------ DATASET RECORDS

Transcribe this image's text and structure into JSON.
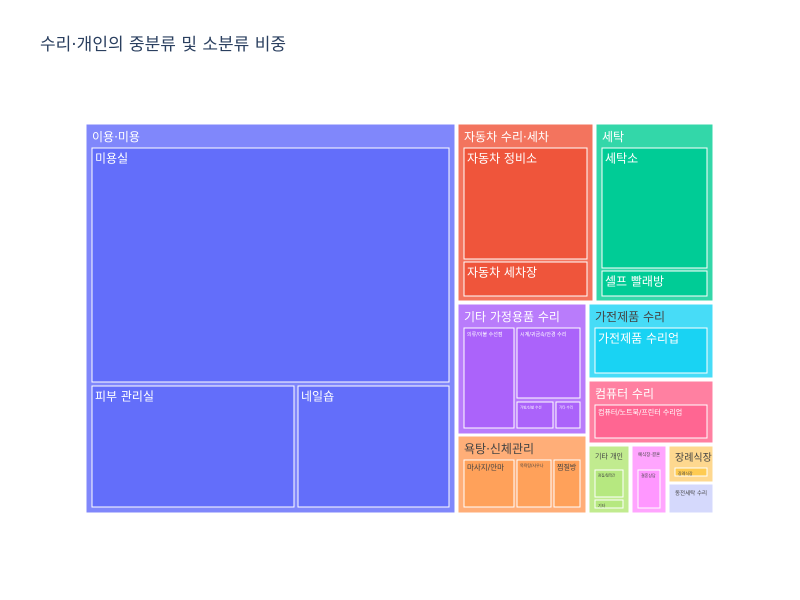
{
  "title": "수리·개인의 중분류 및 소분류 비중",
  "chart_data": {
    "type": "treemap",
    "title": "수리·개인의 중분류 및 소분류 비중",
    "groups": [
      {
        "name": "이용·미용",
        "color": "#8087fb",
        "leafColor": "#636efa",
        "children": [
          {
            "name": "미용실",
            "value": 50
          },
          {
            "name": "피부 관리실",
            "value": 16
          },
          {
            "name": "네일숍",
            "value": 10
          }
        ]
      },
      {
        "name": "자동차 수리·세차",
        "color": "#f3745e",
        "leafColor": "#ef553b",
        "children": [
          {
            "name": "자동차 정비소",
            "value": 7.8
          },
          {
            "name": "자동차 세차장",
            "value": 2.5
          }
        ]
      },
      {
        "name": "세탁",
        "color": "#33d7a9",
        "leafColor": "#00cc96",
        "children": [
          {
            "name": "세탁소",
            "value": 6.9
          },
          {
            "name": "셀프 빨래방",
            "value": 1.5
          }
        ]
      },
      {
        "name": "기타 가정용품 수리",
        "color": "#b97cfb",
        "leafColor": "#ab63fa",
        "children": [
          {
            "name": "의류/이불 수선점",
            "value": 3.0
          },
          {
            "name": "시계/귀금속/안경 수리",
            "value": 2.5
          },
          {
            "name": "가방/신발 수선",
            "value": 1.0
          },
          {
            "name": "기타 수리",
            "value": 0.6
          }
        ]
      },
      {
        "name": "가전제품 수리",
        "color": "#47dcf7",
        "leafColor": "#19d3f3",
        "children": [
          {
            "name": "가전제품 수리업",
            "value": 3.9
          }
        ]
      },
      {
        "name": "욕탕·신체관리",
        "color": "#ffae78",
        "leafColor": "#ffa15a",
        "children": [
          {
            "name": "마사지/안마",
            "value": 1.7
          },
          {
            "name": "목욕탕/사우나",
            "value": 1.2
          },
          {
            "name": "찜질방",
            "value": 0.9
          }
        ]
      },
      {
        "name": "컴퓨터 수리",
        "color": "#ff80a1",
        "leafColor": "#ff6692",
        "children": [
          {
            "name": "컴퓨터/노트북/프린터 수리업",
            "value": 3.2
          }
        ]
      },
      {
        "name": "기타 개인",
        "color": "#c1eb8f",
        "leafColor": "#b6e880",
        "children": [
          {
            "name": "점집/철학관",
            "value": 0.8
          },
          {
            "name": "기타",
            "value": 0.2
          }
        ]
      },
      {
        "name": "예식장·결혼",
        "color": "#ffa5fe",
        "leafColor": "#ff97ff",
        "children": [
          {
            "name": "결혼상담",
            "value": 1.0
          }
        ]
      },
      {
        "name": "장례식장",
        "color": "#fed88f",
        "leafColor": "#fecb52",
        "children": [
          {
            "name": "장례식장",
            "value": 0.25
          }
        ]
      },
      {
        "name": "동전세탁 수리",
        "color": "#d5d9fc",
        "leafColor": "#c8cdfb",
        "children": []
      }
    ]
  }
}
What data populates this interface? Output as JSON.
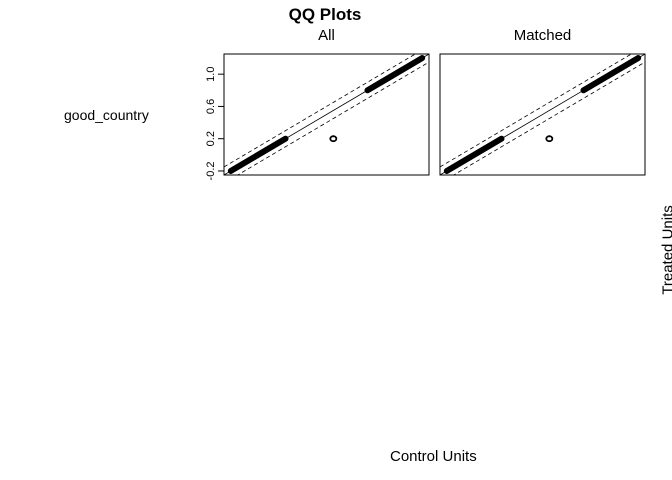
{
  "title": "QQ Plots",
  "row_label": "good_country",
  "x_axis_title": "Control Units",
  "y_axis_title": "Treated Units",
  "chart_data": [
    {
      "type": "scatter",
      "panel_title": "All",
      "xlim": [
        -0.25,
        1.25
      ],
      "ylim": [
        -0.25,
        1.25
      ],
      "y_ticks": [
        -0.2,
        0.2,
        0.6,
        1.0
      ],
      "y_tick_labels": [
        "-0.2",
        "0.2",
        "0.6",
        "1.0"
      ],
      "series": [
        {
          "values": [
            [
              -0.2,
              -0.2
            ],
            [
              0.2,
              0.2
            ]
          ]
        },
        {
          "values": [
            [
              0.8,
              0.8
            ],
            [
              1.2,
              1.2
            ]
          ]
        },
        {
          "values": [
            [
              0.55,
              0.2
            ]
          ]
        }
      ],
      "reference_line": [
        [
          -0.25,
          -0.25
        ],
        [
          1.25,
          1.25
        ]
      ],
      "band_offset": 0.1
    },
    {
      "type": "scatter",
      "panel_title": "Matched",
      "xlim": [
        -0.25,
        1.25
      ],
      "ylim": [
        -0.25,
        1.25
      ],
      "y_ticks": [],
      "y_tick_labels": [],
      "series": [
        {
          "values": [
            [
              -0.2,
              -0.2
            ],
            [
              0.2,
              0.2
            ]
          ]
        },
        {
          "values": [
            [
              0.8,
              0.8
            ],
            [
              1.2,
              1.2
            ]
          ]
        },
        {
          "values": [
            [
              0.55,
              0.2
            ]
          ]
        }
      ],
      "reference_line": [
        [
          -0.25,
          -0.25
        ],
        [
          1.25,
          1.25
        ]
      ],
      "band_offset": 0.1
    }
  ]
}
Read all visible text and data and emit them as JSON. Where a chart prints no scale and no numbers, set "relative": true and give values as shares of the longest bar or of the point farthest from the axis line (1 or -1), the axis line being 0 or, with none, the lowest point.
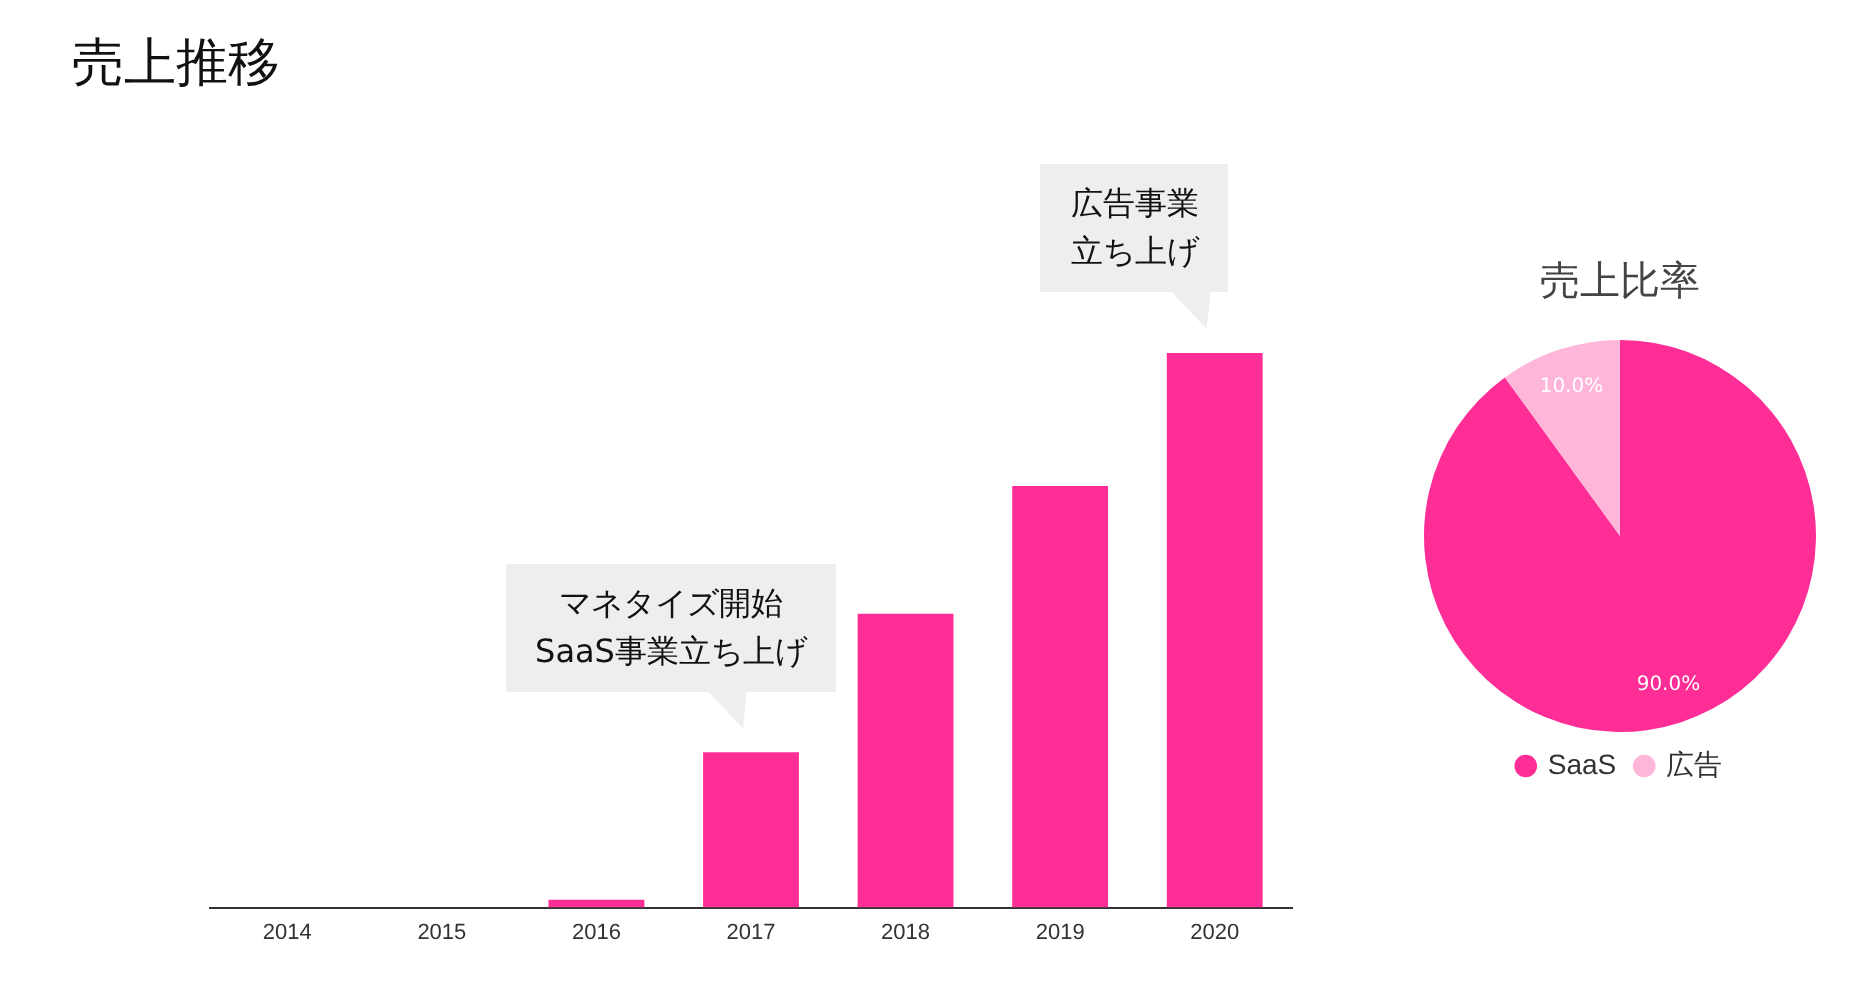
{
  "chart_data": [
    {
      "type": "bar",
      "title": "売上推移",
      "relative": true,
      "grid": false,
      "legend": false,
      "categories": [
        "2014",
        "2015",
        "2016",
        "2017",
        "2018",
        "2019",
        "2020"
      ],
      "values": [
        0,
        0,
        0.014,
        0.28,
        0.53,
        0.76,
        1
      ],
      "color": "#ff2d96",
      "annotations": [
        {
          "text": "マネタイズ開始SaaS事業立ち上げ",
          "x": "2017",
          "y": 0.28
        },
        {
          "text": "広告事業立ち上げ",
          "x": "2020",
          "y": 1
        }
      ]
    },
    {
      "type": "pie",
      "title": "売上比率",
      "legend": "bottom",
      "categories": [
        "SaaS",
        "広告"
      ],
      "values": [
        90,
        10
      ],
      "colors": [
        "#ff2d96",
        "#ffb6d9"
      ],
      "value_labels": [
        "90.0%",
        "10.0%"
      ]
    }
  ]
}
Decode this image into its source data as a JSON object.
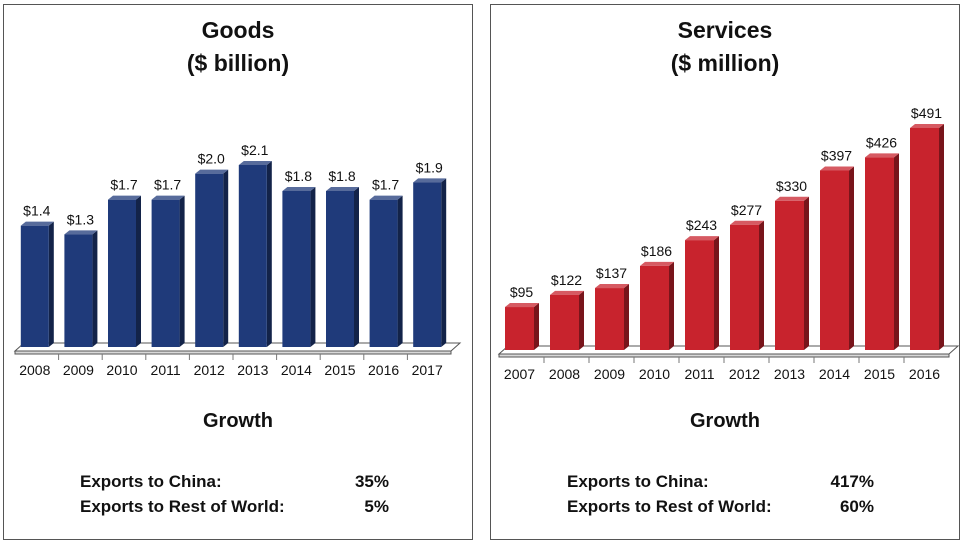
{
  "chart_data": [
    {
      "type": "bar",
      "title": "Goods",
      "subtitle": "($ billion)",
      "categories": [
        "2008",
        "2009",
        "2010",
        "2011",
        "2012",
        "2013",
        "2014",
        "2015",
        "2016",
        "2017"
      ],
      "values": [
        1.4,
        1.3,
        1.7,
        1.7,
        2.0,
        2.1,
        1.8,
        1.8,
        1.7,
        1.9
      ],
      "data_labels": [
        "$1.4",
        "$1.3",
        "$1.7",
        "$1.7",
        "$2.0",
        "$2.1",
        "$1.8",
        "$1.8",
        "$1.7",
        "$1.9"
      ],
      "ylim": [
        0,
        2.1
      ],
      "bar_color": "#1f3a7a",
      "grid": false,
      "growth": {
        "title": "Growth",
        "rows": [
          {
            "label": "Exports to China:",
            "value": "35%"
          },
          {
            "label": "Exports to Rest of World:",
            "value": "5%"
          }
        ]
      }
    },
    {
      "type": "bar",
      "title": "Services",
      "subtitle": "($ million)",
      "categories": [
        "2007",
        "2008",
        "2009",
        "2010",
        "2011",
        "2012",
        "2013",
        "2014",
        "2015",
        "2016"
      ],
      "values": [
        95,
        122,
        137,
        186,
        243,
        277,
        330,
        397,
        426,
        491
      ],
      "data_labels": [
        "$95",
        "$122",
        "$137",
        "$186",
        "$243",
        "$277",
        "$330",
        "$397",
        "$426",
        "$491"
      ],
      "ylim": [
        0,
        491
      ],
      "bar_color": "#c8232d",
      "grid": false,
      "growth": {
        "title": "Growth",
        "rows": [
          {
            "label": "Exports to China:",
            "value": "417%"
          },
          {
            "label": "Exports to Rest of World:",
            "value": "60%"
          }
        ]
      }
    }
  ]
}
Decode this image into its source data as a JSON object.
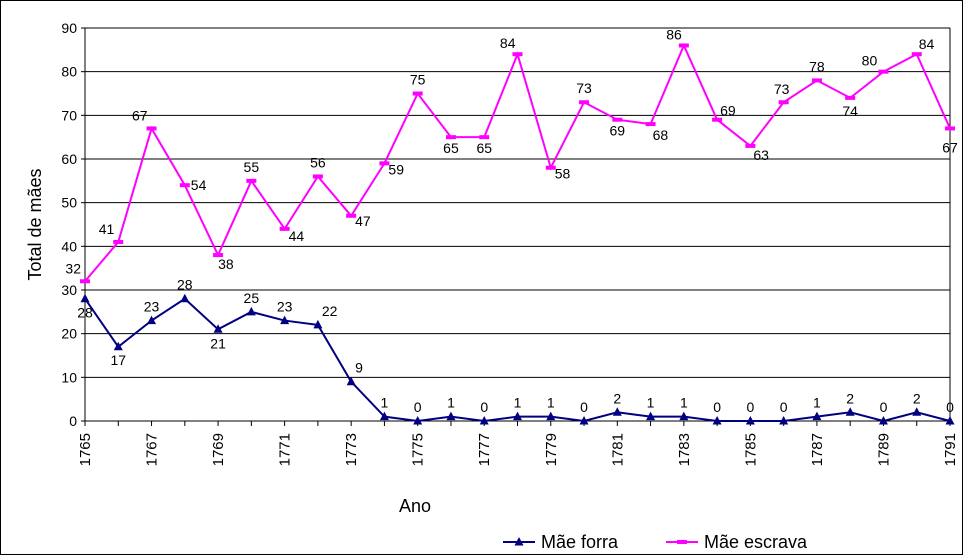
{
  "chart_data": {
    "type": "line",
    "title": "",
    "xlabel": "Ano",
    "ylabel": "Total de mães",
    "ylim": [
      0,
      90
    ],
    "yticks": [
      0,
      10,
      20,
      30,
      40,
      50,
      60,
      70,
      80,
      90
    ],
    "x": [
      1765,
      1766,
      1767,
      1768,
      1769,
      1770,
      1771,
      1772,
      1773,
      1774,
      1775,
      1776,
      1777,
      1778,
      1779,
      1780,
      1781,
      1782,
      1783,
      1784,
      1785,
      1786,
      1787,
      1788,
      1789,
      1790,
      1791
    ],
    "xtick_labels": [
      "1765",
      "1767",
      "1769",
      "1771",
      "1773",
      "1775",
      "1777",
      "1779",
      "1781",
      "1783",
      "1785",
      "1787",
      "1789",
      "1791"
    ],
    "grid": "horizontal",
    "legend_position": "bottom",
    "series": [
      {
        "name": "Mãe forra",
        "color": "#000080",
        "marker": "triangle",
        "values": [
          28,
          17,
          23,
          28,
          21,
          25,
          23,
          22,
          9,
          1,
          0,
          1,
          0,
          1,
          1,
          0,
          2,
          1,
          1,
          0,
          0,
          0,
          1,
          2,
          0,
          2,
          0
        ]
      },
      {
        "name": "Mãe escrava",
        "color": "#FF00FF",
        "marker": "dash",
        "values": [
          32,
          41,
          67,
          54,
          38,
          55,
          44,
          56,
          47,
          59,
          75,
          65,
          65,
          84,
          58,
          73,
          69,
          68,
          86,
          69,
          63,
          73,
          78,
          74,
          80,
          84,
          67
        ]
      }
    ]
  }
}
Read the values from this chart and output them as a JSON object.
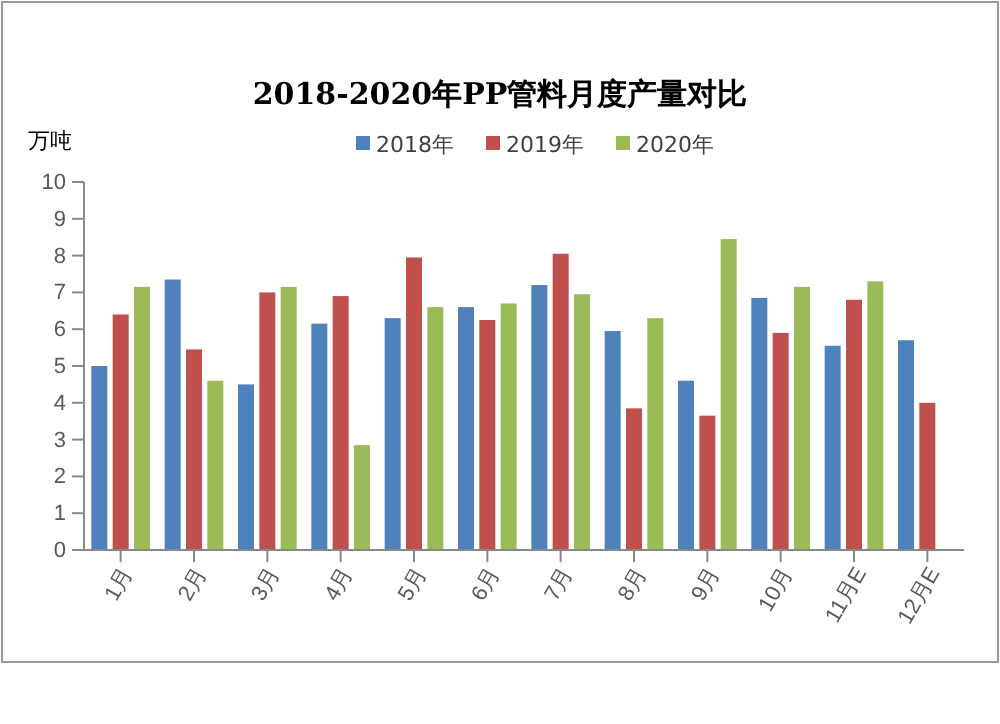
{
  "chart_data": {
    "type": "bar",
    "title": "2018-2020年PP管料月度产量对比",
    "ylabel": "万吨",
    "categories": [
      "1月",
      "2月",
      "3月",
      "4月",
      "5月",
      "6月",
      "7月",
      "8月",
      "9月",
      "10月",
      "11月E",
      "12月E"
    ],
    "series": [
      {
        "name": "2018年",
        "color": "#4f81bd",
        "values": [
          5.0,
          7.35,
          4.5,
          6.15,
          6.3,
          6.6,
          7.2,
          5.95,
          4.6,
          6.85,
          5.55,
          5.7
        ]
      },
      {
        "name": "2019年",
        "color": "#c0504d",
        "values": [
          6.4,
          5.45,
          7.0,
          6.9,
          7.95,
          6.25,
          8.05,
          3.85,
          3.65,
          5.9,
          6.8,
          4.0
        ]
      },
      {
        "name": "2020年",
        "color": "#9bbb59",
        "values": [
          7.15,
          4.6,
          7.15,
          2.85,
          6.6,
          6.7,
          6.95,
          6.3,
          8.45,
          7.15,
          7.3,
          null
        ]
      }
    ],
    "ylim": [
      0,
      10
    ],
    "yticks": [
      0,
      1,
      2,
      3,
      4,
      5,
      6,
      7,
      8,
      9,
      10
    ],
    "grid": false,
    "legend": "top"
  }
}
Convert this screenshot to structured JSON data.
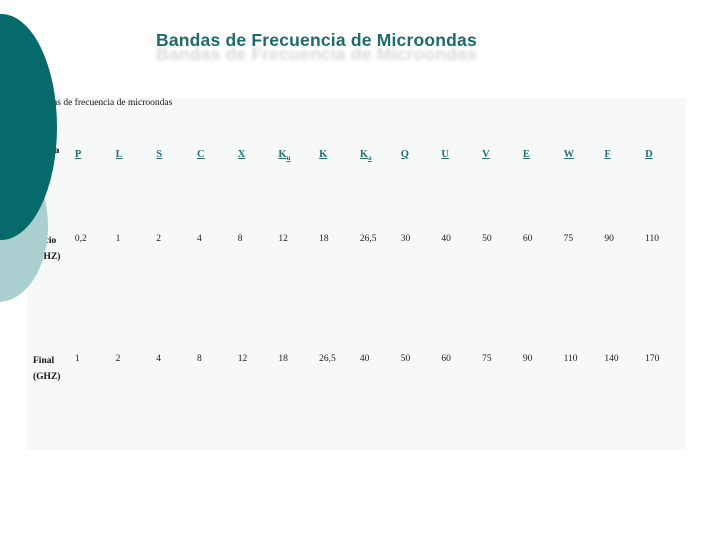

------------

THE REQUEST
From the entries above, collect every line with the string "Units" in it.

EXERCISE ANSWER
  "x_axis_title": "Control Units",
  "y_axis_title": "Treated Units",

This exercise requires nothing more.